_Records for the task:_
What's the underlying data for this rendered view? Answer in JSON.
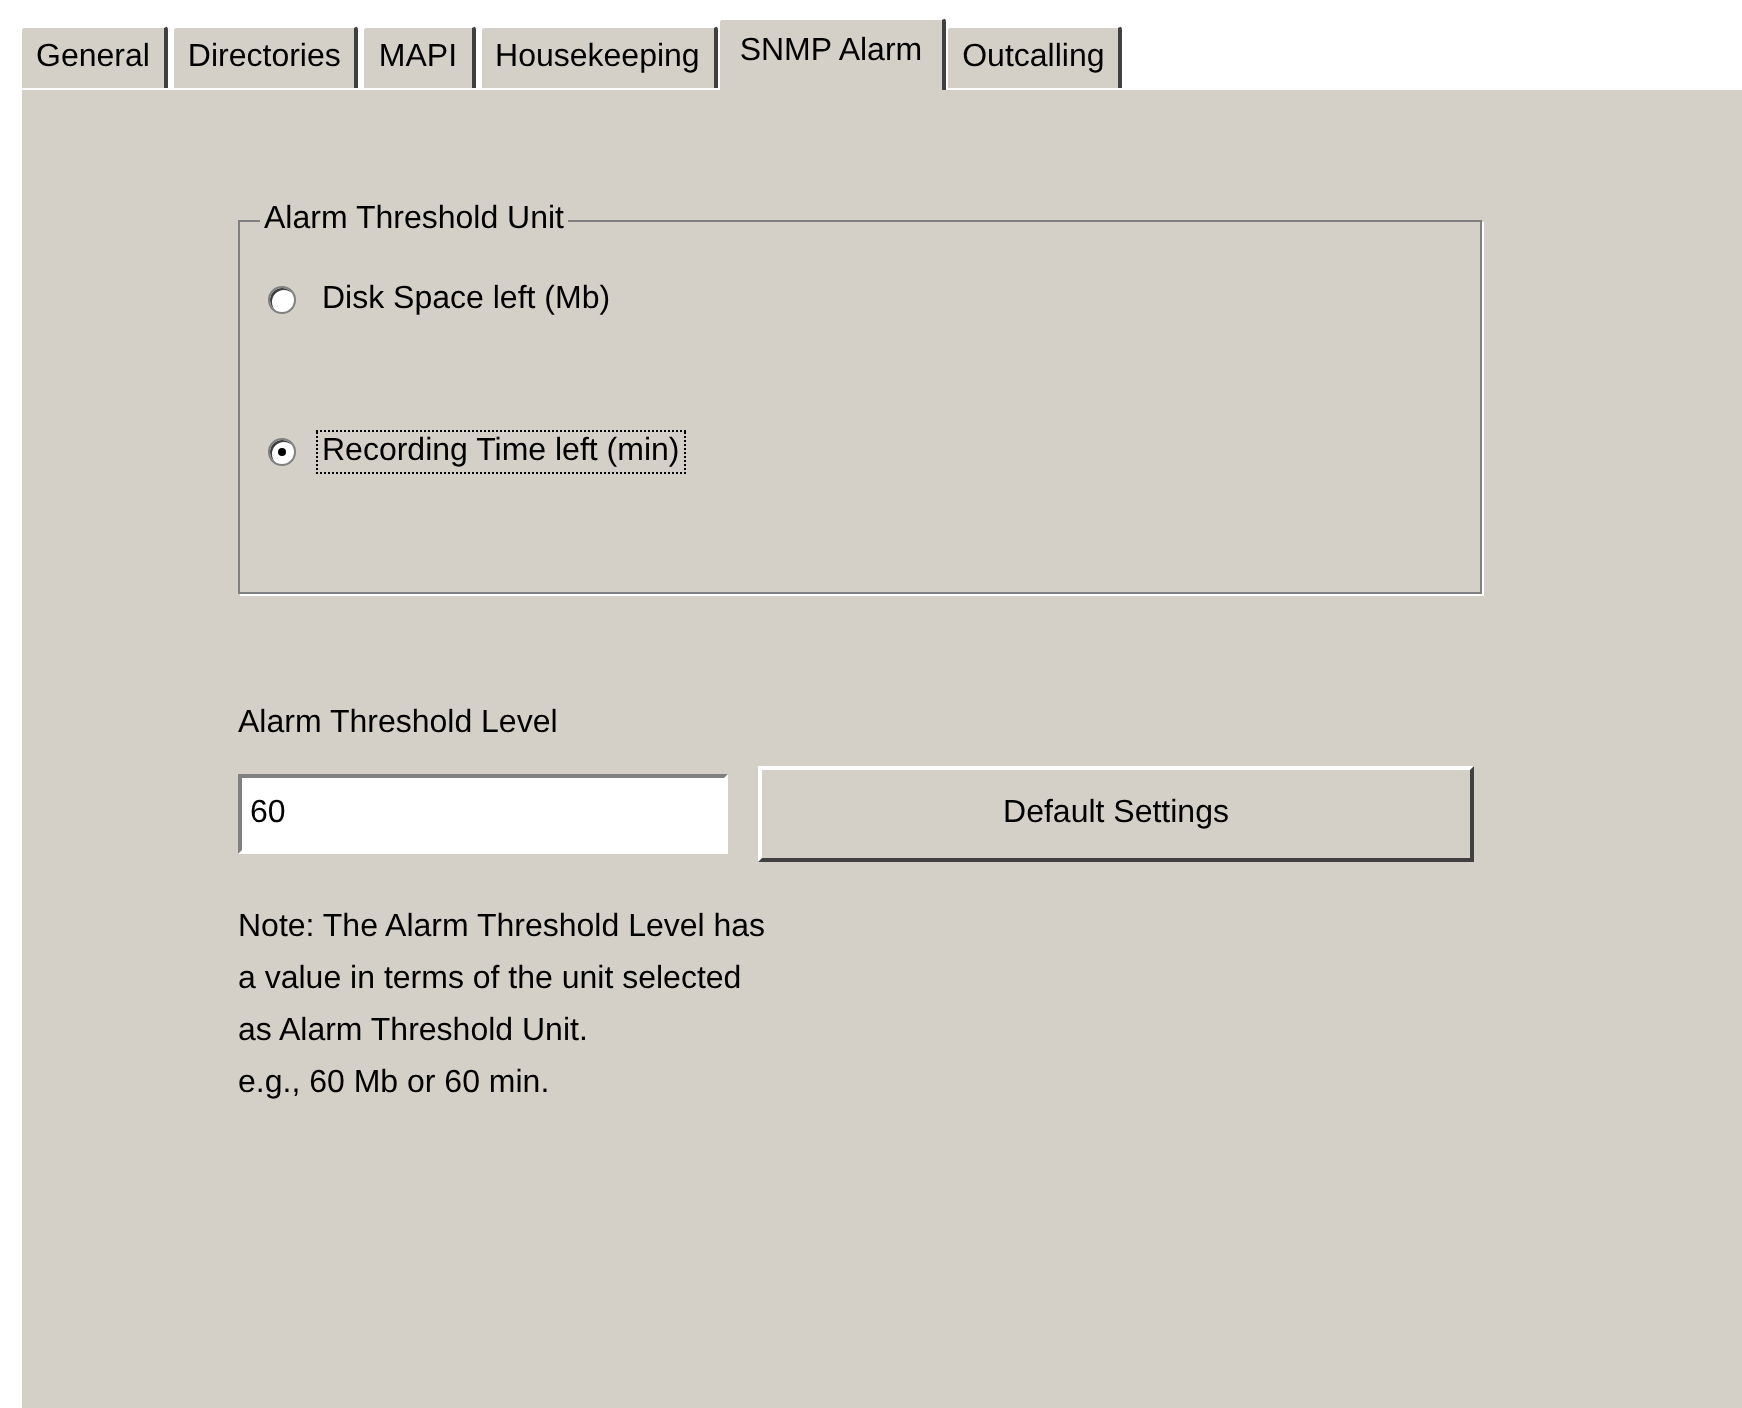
{
  "tabs": [
    {
      "label": "General",
      "selected": false
    },
    {
      "label": "Directories",
      "selected": false
    },
    {
      "label": "MAPI",
      "selected": false
    },
    {
      "label": "Housekeeping",
      "selected": false
    },
    {
      "label": "SNMP Alarm",
      "selected": true
    },
    {
      "label": "Outcalling",
      "selected": false
    }
  ],
  "unit_group": {
    "title": "Alarm Threshold Unit",
    "options": [
      {
        "label": "Disk Space left (Mb)",
        "selected": false
      },
      {
        "label": "Recording Time left (min)",
        "selected": true
      }
    ]
  },
  "level_label": "Alarm Threshold Level",
  "level_field": {
    "value": "60"
  },
  "default_button": "Default Settings",
  "note_lines": [
    "Note: The Alarm Threshold Level has",
    "a value in terms of the unit selected",
    "as Alarm Threshold Unit.",
    "e.g., 60 Mb or 60 min."
  ]
}
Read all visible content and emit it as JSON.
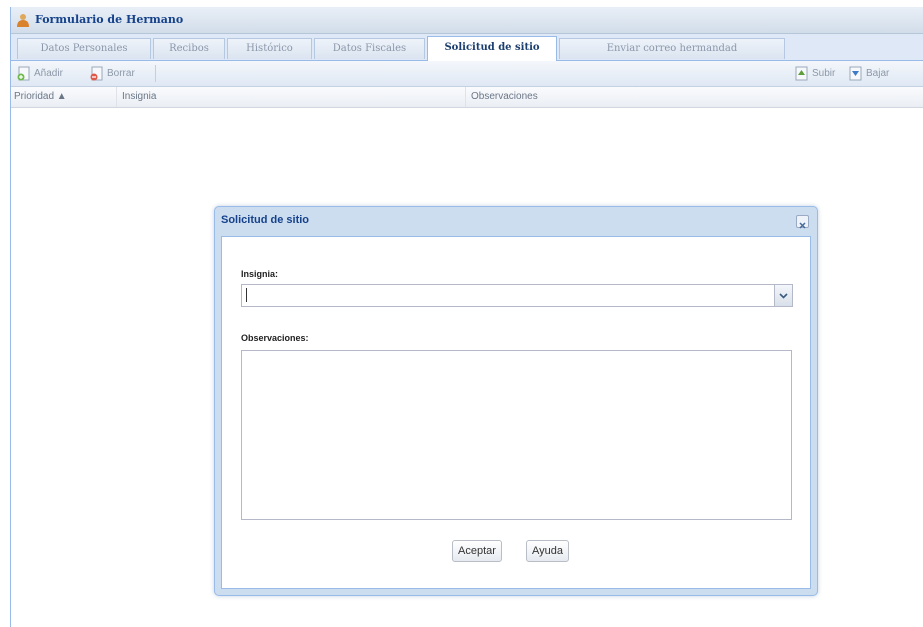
{
  "window": {
    "title": "Formulario de Hermano",
    "icon": "user-icon"
  },
  "tabs": [
    {
      "label": "Datos Personales",
      "active": false
    },
    {
      "label": "Recibos",
      "active": false
    },
    {
      "label": "Histórico",
      "active": false
    },
    {
      "label": "Datos Fiscales",
      "active": false
    },
    {
      "label": "Solicitud de sitio",
      "active": true
    },
    {
      "label": "Enviar correo hermandad",
      "active": false
    }
  ],
  "toolbar": {
    "add_label": "Añadir",
    "delete_label": "Borrar",
    "up_label": "Subir",
    "down_label": "Bajar"
  },
  "grid": {
    "columns": [
      "Prioridad ▲",
      "Insignia",
      "Observaciones"
    ]
  },
  "dialog": {
    "title": "Solicitud de sitio",
    "insignia_label": "Insignia:",
    "insignia_value": "",
    "observaciones_label": "Observaciones:",
    "observaciones_value": "",
    "accept_label": "Aceptar",
    "help_label": "Ayuda"
  },
  "colors": {
    "title": "#15428b",
    "panel_border": "#99bbe8",
    "dialog_frame": "#cdddf0"
  }
}
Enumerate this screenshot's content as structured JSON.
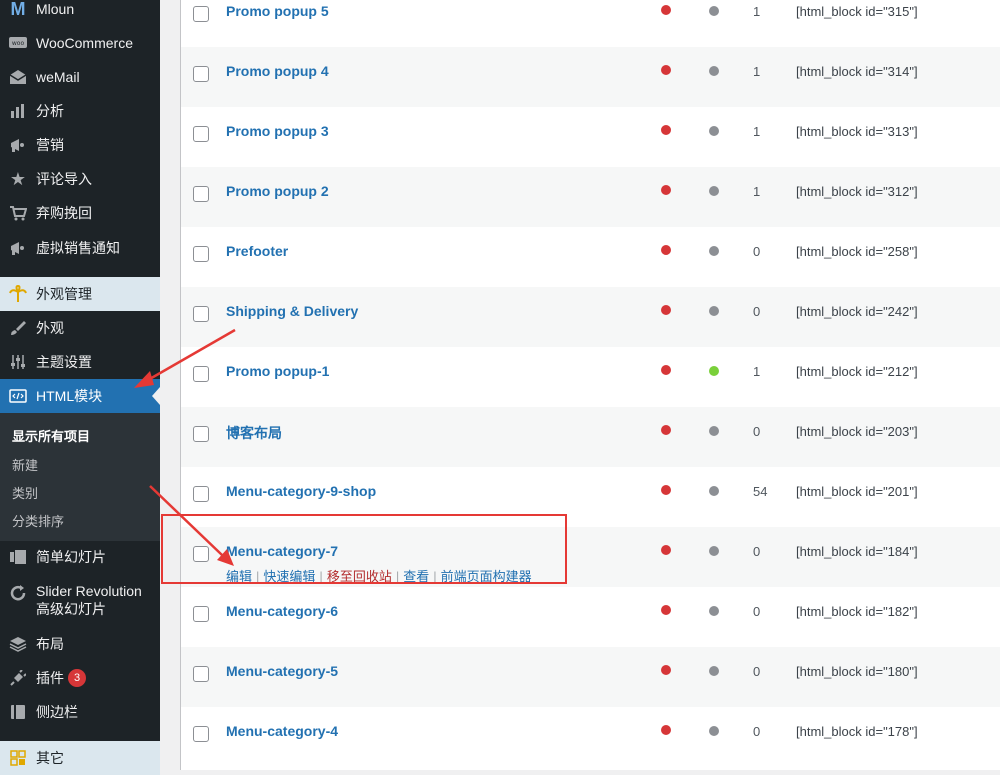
{
  "sidebar": {
    "items": [
      {
        "name": "mloun",
        "label": "Mloun",
        "icon": "m-logo-icon"
      },
      {
        "name": "woocommerce",
        "label": "WooCommerce",
        "icon": "woo-icon"
      },
      {
        "name": "wemail",
        "label": "weMail",
        "icon": "email-icon"
      },
      {
        "name": "analytics",
        "label": "分析",
        "icon": "bar-chart-icon"
      },
      {
        "name": "marketing",
        "label": "营销",
        "icon": "megaphone-icon"
      },
      {
        "name": "review-import",
        "label": "评论导入",
        "icon": "star-icon"
      },
      {
        "name": "cart-recovery",
        "label": "弃购挽回",
        "icon": "cart-icon"
      },
      {
        "name": "virtual-sales",
        "label": "虚拟销售通知",
        "icon": "megaphone-icon"
      },
      {
        "name": "appearance-manage",
        "label": "外观管理",
        "icon": "palm-icon"
      },
      {
        "name": "appearance",
        "label": "外观",
        "icon": "brush-icon"
      },
      {
        "name": "theme-settings",
        "label": "主题设置",
        "icon": "sliders-icon"
      },
      {
        "name": "html-blocks",
        "label": "HTML模块",
        "icon": "code-icon"
      },
      {
        "name": "simple-slider",
        "label": "简单幻灯片",
        "icon": "slides-icon"
      },
      {
        "name": "slider-revolution",
        "label": "Slider Revolution",
        "label2": "高级幻灯片",
        "icon": "refresh-icon"
      },
      {
        "name": "layout",
        "label": "布局",
        "icon": "layers-icon"
      },
      {
        "name": "plugins",
        "label": "插件",
        "icon": "plug-icon",
        "badge": "3"
      },
      {
        "name": "sidebar-widgets",
        "label": "侧边栏",
        "icon": "book-icon"
      },
      {
        "name": "other",
        "label": "其它",
        "icon": "grid-icon"
      }
    ],
    "submenu": [
      {
        "label": "显示所有项目"
      },
      {
        "label": "新建"
      },
      {
        "label": "类别"
      },
      {
        "label": "分类排序"
      }
    ]
  },
  "table": {
    "rows": [
      {
        "title": "Promo popup 5",
        "status": "red",
        "status2": "grey",
        "count": "1",
        "shortcode": "[html_block id=\"315\"]"
      },
      {
        "title": "Promo popup 4",
        "status": "red",
        "status2": "grey",
        "count": "1",
        "shortcode": "[html_block id=\"314\"]"
      },
      {
        "title": "Promo popup 3",
        "status": "red",
        "status2": "grey",
        "count": "1",
        "shortcode": "[html_block id=\"313\"]"
      },
      {
        "title": "Promo popup 2",
        "status": "red",
        "status2": "grey",
        "count": "1",
        "shortcode": "[html_block id=\"312\"]"
      },
      {
        "title": "Prefooter",
        "status": "red",
        "status2": "grey",
        "count": "0",
        "shortcode": "[html_block id=\"258\"]"
      },
      {
        "title": "Shipping & Delivery",
        "status": "red",
        "status2": "grey",
        "count": "0",
        "shortcode": "[html_block id=\"242\"]"
      },
      {
        "title": "Promo popup-1",
        "status": "red",
        "status2": "green",
        "count": "1",
        "shortcode": "[html_block id=\"212\"]"
      },
      {
        "title": "博客布局",
        "status": "red",
        "status2": "grey",
        "count": "0",
        "shortcode": "[html_block id=\"203\"]"
      },
      {
        "title": "Menu-category-9-shop",
        "status": "red",
        "status2": "grey",
        "count": "54",
        "shortcode": "[html_block id=\"201\"]"
      },
      {
        "title": "Menu-category-7",
        "status": "red",
        "status2": "grey",
        "count": "0",
        "shortcode": "[html_block id=\"184\"]"
      },
      {
        "title": "Menu-category-6",
        "status": "red",
        "status2": "grey",
        "count": "0",
        "shortcode": "[html_block id=\"182\"]"
      },
      {
        "title": "Menu-category-5",
        "status": "red",
        "status2": "grey",
        "count": "0",
        "shortcode": "[html_block id=\"180\"]"
      },
      {
        "title": "Menu-category-4",
        "status": "red",
        "status2": "grey",
        "count": "0",
        "shortcode": "[html_block id=\"178\"]"
      }
    ],
    "row_actions": {
      "edit": "编辑",
      "quick_edit": "快速编辑",
      "trash": "移至回收站",
      "view": "查看",
      "builder": "前端页面构建器"
    }
  },
  "colors": {
    "accent": "#2271b1",
    "sidebar_bg": "#1d2327",
    "status_red": "#d63638",
    "status_grey": "#8c8f94",
    "status_green": "#7ad03a",
    "annotation": "#e53935"
  }
}
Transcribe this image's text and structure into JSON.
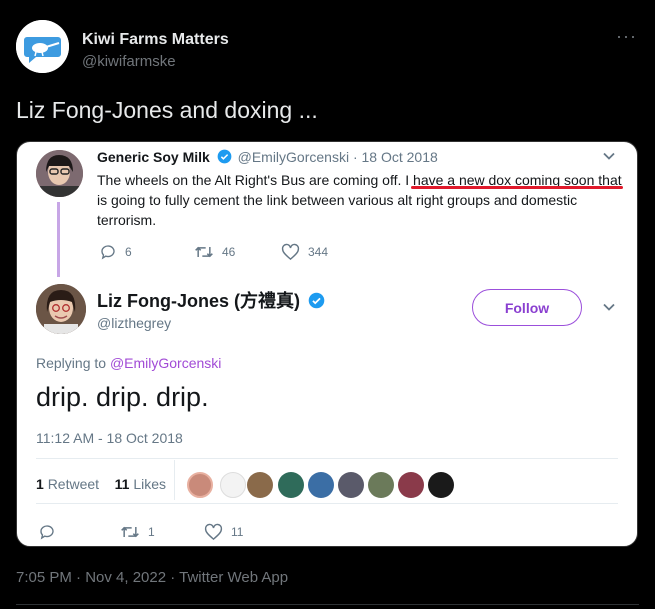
{
  "outer": {
    "name": "Kiwi Farms Matters",
    "handle": "@kiwifarmske",
    "more_label": "···",
    "text": "Liz Fong-Jones and doxing ...",
    "meta": "7:05 PM · Nov 4, 2022 · Twitter Web App"
  },
  "quoted": {
    "name": "Generic Soy Milk",
    "handle": "@EmilyGorcenski",
    "sep": "·",
    "date": "18 Oct 2018",
    "body_line1_pre": "The wheels on the Alt Right's Bus are coming off. ",
    "body_line1_highlight": "I have a new dox coming soon",
    "body_rest": "that is going to fully cement the link between various alt right groups and domestic terrorism.",
    "replies": "6",
    "retweets": "46",
    "likes": "344"
  },
  "main": {
    "name": "Liz Fong-Jones (方禮真)",
    "handle": "@lizthegrey",
    "follow_label": "Follow",
    "replying_prefix": "Replying to ",
    "replying_mention": "@EmilyGorcenski",
    "text": "drip. drip. drip.",
    "time": "11:12 AM - 18 Oct 2018",
    "retweet_count": "1",
    "retweet_label": "Retweet",
    "like_count": "11",
    "like_label": "Likes",
    "reply_count": "",
    "action_retweets": "1",
    "action_likes": "11"
  },
  "colors": {
    "accent_purple": "#8a3fd0",
    "verified_blue": "#1d9bf0",
    "highlight_red": "#e0192b"
  }
}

_Goal:_
Starting with the line that contains "Transcribe this image's", reproduce every line down to the end of the listing above, both endpoints included. Pictures stay out.

_Response below:_
Transcribe this image's text and structure into JSON.
{
  "outer": {
    "name": "Kiwi Farms Matters",
    "handle": "@kiwifarmske",
    "more_label": "···",
    "text": "Liz Fong-Jones and doxing ...",
    "meta": "7:05 PM · Nov 4, 2022 · Twitter Web App"
  },
  "quoted": {
    "name": "Generic Soy Milk",
    "handle": "@EmilyGorcenski",
    "sep": "·",
    "date": "18 Oct 2018",
    "body_line1_pre": "The wheels on the Alt Right's Bus are coming off. ",
    "body_line1_highlight": "I have a new dox coming soon",
    "body_rest": "that is going to fully cement the link between various alt right groups and domestic terrorism.",
    "replies": "6",
    "retweets": "46",
    "likes": "344"
  },
  "main": {
    "name": "Liz Fong-Jones (方禮真)",
    "handle": "@lizthegrey",
    "follow_label": "Follow",
    "replying_prefix": "Replying to ",
    "replying_mention": "@EmilyGorcenski",
    "text": "drip. drip. drip.",
    "time": "11:12 AM - 18 Oct 2018",
    "retweet_count": "1",
    "retweet_label": "Retweet",
    "like_count": "11",
    "like_label": "Likes",
    "reply_count": "",
    "action_retweets": "1",
    "action_likes": "11"
  },
  "colors": {
    "accent_purple": "#8a3fd0",
    "verified_blue": "#1d9bf0",
    "highlight_red": "#e0192b"
  }
}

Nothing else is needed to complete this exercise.